===== Provided data

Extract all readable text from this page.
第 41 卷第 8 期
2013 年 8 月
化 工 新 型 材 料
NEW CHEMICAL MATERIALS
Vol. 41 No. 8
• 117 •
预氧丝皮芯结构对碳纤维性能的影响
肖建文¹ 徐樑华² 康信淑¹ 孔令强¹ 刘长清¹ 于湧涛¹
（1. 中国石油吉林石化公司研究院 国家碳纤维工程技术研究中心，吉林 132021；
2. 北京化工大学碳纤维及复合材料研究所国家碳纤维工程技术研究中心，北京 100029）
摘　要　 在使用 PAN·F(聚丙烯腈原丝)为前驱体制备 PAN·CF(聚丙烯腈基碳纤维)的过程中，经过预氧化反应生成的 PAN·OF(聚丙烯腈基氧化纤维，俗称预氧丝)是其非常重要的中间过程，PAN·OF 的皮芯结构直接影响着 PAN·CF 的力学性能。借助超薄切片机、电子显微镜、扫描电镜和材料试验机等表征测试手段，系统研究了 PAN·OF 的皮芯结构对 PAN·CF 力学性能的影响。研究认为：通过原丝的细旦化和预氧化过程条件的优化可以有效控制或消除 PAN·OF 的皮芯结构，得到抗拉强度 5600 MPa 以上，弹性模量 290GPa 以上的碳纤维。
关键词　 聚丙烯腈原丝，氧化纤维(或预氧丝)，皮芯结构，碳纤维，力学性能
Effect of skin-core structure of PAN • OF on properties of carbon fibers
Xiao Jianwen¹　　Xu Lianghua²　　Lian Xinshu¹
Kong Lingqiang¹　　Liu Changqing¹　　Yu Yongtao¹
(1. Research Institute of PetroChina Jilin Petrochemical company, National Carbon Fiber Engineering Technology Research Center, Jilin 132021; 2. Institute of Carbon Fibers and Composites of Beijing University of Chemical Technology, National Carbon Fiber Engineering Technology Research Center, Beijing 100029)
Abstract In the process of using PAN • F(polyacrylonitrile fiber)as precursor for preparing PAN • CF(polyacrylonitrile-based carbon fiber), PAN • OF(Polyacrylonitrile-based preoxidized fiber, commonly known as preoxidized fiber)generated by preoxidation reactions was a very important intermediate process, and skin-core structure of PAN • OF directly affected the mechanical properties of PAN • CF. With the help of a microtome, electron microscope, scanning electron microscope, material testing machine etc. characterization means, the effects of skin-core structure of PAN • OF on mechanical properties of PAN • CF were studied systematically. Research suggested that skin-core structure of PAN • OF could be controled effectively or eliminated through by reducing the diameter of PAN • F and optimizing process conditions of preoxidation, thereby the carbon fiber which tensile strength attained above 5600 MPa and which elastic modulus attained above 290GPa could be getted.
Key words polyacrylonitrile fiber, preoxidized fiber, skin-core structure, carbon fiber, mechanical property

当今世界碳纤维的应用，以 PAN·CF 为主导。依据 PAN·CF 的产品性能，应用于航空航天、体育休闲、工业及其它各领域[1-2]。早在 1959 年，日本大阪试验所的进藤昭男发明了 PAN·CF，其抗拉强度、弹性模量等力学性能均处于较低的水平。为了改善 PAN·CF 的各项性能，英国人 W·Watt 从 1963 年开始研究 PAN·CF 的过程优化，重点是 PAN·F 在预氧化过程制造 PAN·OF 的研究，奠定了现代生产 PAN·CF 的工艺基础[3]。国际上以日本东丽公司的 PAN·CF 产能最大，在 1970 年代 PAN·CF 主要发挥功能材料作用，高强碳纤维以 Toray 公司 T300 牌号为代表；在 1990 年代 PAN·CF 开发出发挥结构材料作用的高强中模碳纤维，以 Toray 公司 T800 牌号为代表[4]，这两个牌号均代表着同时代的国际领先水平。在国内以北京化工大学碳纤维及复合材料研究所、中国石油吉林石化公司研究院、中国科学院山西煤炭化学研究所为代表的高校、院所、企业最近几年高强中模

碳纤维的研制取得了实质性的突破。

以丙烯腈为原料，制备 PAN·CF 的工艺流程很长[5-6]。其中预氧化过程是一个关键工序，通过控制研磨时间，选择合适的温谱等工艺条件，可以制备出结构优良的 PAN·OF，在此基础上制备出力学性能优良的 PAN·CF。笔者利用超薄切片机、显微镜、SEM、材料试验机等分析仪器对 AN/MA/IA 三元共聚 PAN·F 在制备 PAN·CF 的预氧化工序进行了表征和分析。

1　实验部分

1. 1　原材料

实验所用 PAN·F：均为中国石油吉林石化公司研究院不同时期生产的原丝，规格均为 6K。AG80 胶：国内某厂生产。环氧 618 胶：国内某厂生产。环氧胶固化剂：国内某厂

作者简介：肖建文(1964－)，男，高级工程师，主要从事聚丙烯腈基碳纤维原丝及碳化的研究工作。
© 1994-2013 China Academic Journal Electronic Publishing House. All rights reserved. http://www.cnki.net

==========

** Description of the task **
Output the listing above exactly as it appears.

** Correct answer **
Extract all readable text from this page.
第 41 卷第 8 期
2013 年 8 月
化 工 新 型 材 料
NEW CHEMICAL MATERIALS
Vol. 41 No. 8
• 117 •
预氧丝皮芯结构对碳纤维性能的影响
肖建文¹ 徐樑华² 康信淑¹ 孔令强¹ 刘长清¹ 于湧涛¹
（1. 中国石油吉林石化公司研究院 国家碳纤维工程技术研究中心，吉林 132021；
2. 北京化工大学碳纤维及复合材料研究所国家碳纤维工程技术研究中心，北京 100029）
摘　要　 在使用 PAN·F(聚丙烯腈原丝)为前驱体制备 PAN·CF(聚丙烯腈基碳纤维)的过程中，经过预氧化反应生成的 PAN·OF(聚丙烯腈基氧化纤维，俗称预氧丝)是其非常重要的中间过程，PAN·OF 的皮芯结构直接影响着 PAN·CF 的力学性能。借助超薄切片机、电子显微镜、扫描电镜和材料试验机等表征测试手段，系统研究了 PAN·OF 的皮芯结构对 PAN·CF 力学性能的影响。研究认为：通过原丝的细旦化和预氧化过程条件的优化可以有效控制或消除 PAN·OF 的皮芯结构，得到抗拉强度 5600 MPa 以上，弹性模量 290GPa 以上的碳纤维。
关键词　 聚丙烯腈原丝，氧化纤维(或预氧丝)，皮芯结构，碳纤维，力学性能
Effect of skin-core structure of PAN • OF on properties of carbon fibers
Xiao Jianwen¹　　Xu Lianghua²　　Lian Xinshu¹
Kong Lingqiang¹　　Liu Changqing¹　　Yu Yongtao¹
(1. Research Institute of PetroChina Jilin Petrochemical company, National Carbon Fiber Engineering Technology Research Center, Jilin 132021; 2. Institute of Carbon Fibers and Composites of Beijing University of Chemical Technology, National Carbon Fiber Engineering Technology Research Center, Beijing 100029)
Abstract In the process of using PAN • F(polyacrylonitrile fiber)as precursor for preparing PAN • CF(polyacrylonitrile-based carbon fiber), PAN • OF(Polyacrylonitrile-based preoxidized fiber, commonly known as preoxidized fiber)generated by preoxidation reactions was a very important intermediate process, and skin-core structure of PAN • OF directly affected the mechanical properties of PAN • CF. With the help of a microtome, electron microscope, scanning electron microscope, material testing machine etc. characterization means, the effects of skin-core structure of PAN • OF on mechanical properties of PAN • CF were studied systematically. Research suggested that skin-core structure of PAN • OF could be controled effectively or eliminated through by reducing the diameter of PAN • F and optimizing process conditions of preoxidation, thereby the carbon fiber which tensile strength attained above 5600 MPa and which elastic modulus attained above 290GPa could be getted.
Key words polyacrylonitrile fiber, preoxidized fiber, skin-core structure, carbon fiber, mechanical property

当今世界碳纤维的应用，以 PAN·CF 为主导。依据 PAN·CF 的产品性能，应用于航空航天、体育休闲、工业及其它各领域[1-2]。早在 1959 年，日本大阪试验所的进藤昭男发明了 PAN·CF，其抗拉强度、弹性模量等力学性能均处于较低的水平。为了改善 PAN·CF 的各项性能，英国人 W·Watt 从 1963 年开始研究 PAN·CF 的过程优化，重点是 PAN·F 在预氧化过程制造 PAN·OF 的研究，奠定了现代生产 PAN·CF 的工艺基础[3]。国际上以日本东丽公司的 PAN·CF 产能最大，在 1970 年代 PAN·CF 主要发挥功能材料作用，高强碳纤维以 Toray 公司 T300 牌号为代表；在 1990 年代 PAN·CF 开发出发挥结构材料作用的高强中模碳纤维，以 Toray 公司 T800 牌号为代表[4]，这两个牌号均代表着同时代的国际领先水平。在国内以北京化工大学碳纤维及复合材料研究所、中国石油吉林石化公司研究院、中国科学院山西煤炭化学研究所为代表的高校、院所、企业最近几年高强中模

碳纤维的研制取得了实质性的突破。

以丙烯腈为原料，制备 PAN·CF 的工艺流程很长[5-6]。其中预氧化过程是一个关键工序，通过控制研磨时间，选择合适的温谱等工艺条件，可以制备出结构优良的 PAN·OF，在此基础上制备出力学性能优良的 PAN·CF。笔者利用超薄切片机、显微镜、SEM、材料试验机等分析仪器对 AN/MA/IA 三元共聚 PAN·F 在制备 PAN·CF 的预氧化工序进行了表征和分析。

1　实验部分

1. 1　原材料

实验所用 PAN·F：均为中国石油吉林石化公司研究院不同时期生产的原丝，规格均为 6K。AG80 胶：国内某厂生产。环氧 618 胶：国内某厂生产。环氧胶固化剂：国内某厂

作者简介：肖建文(1964－)，男，高级工程师，主要从事聚丙烯腈基碳纤维原丝及碳化的研究工作。
© 1994-2013 China Academic Journal Electronic Publishing House. All rights reserved. http://www.cnki.net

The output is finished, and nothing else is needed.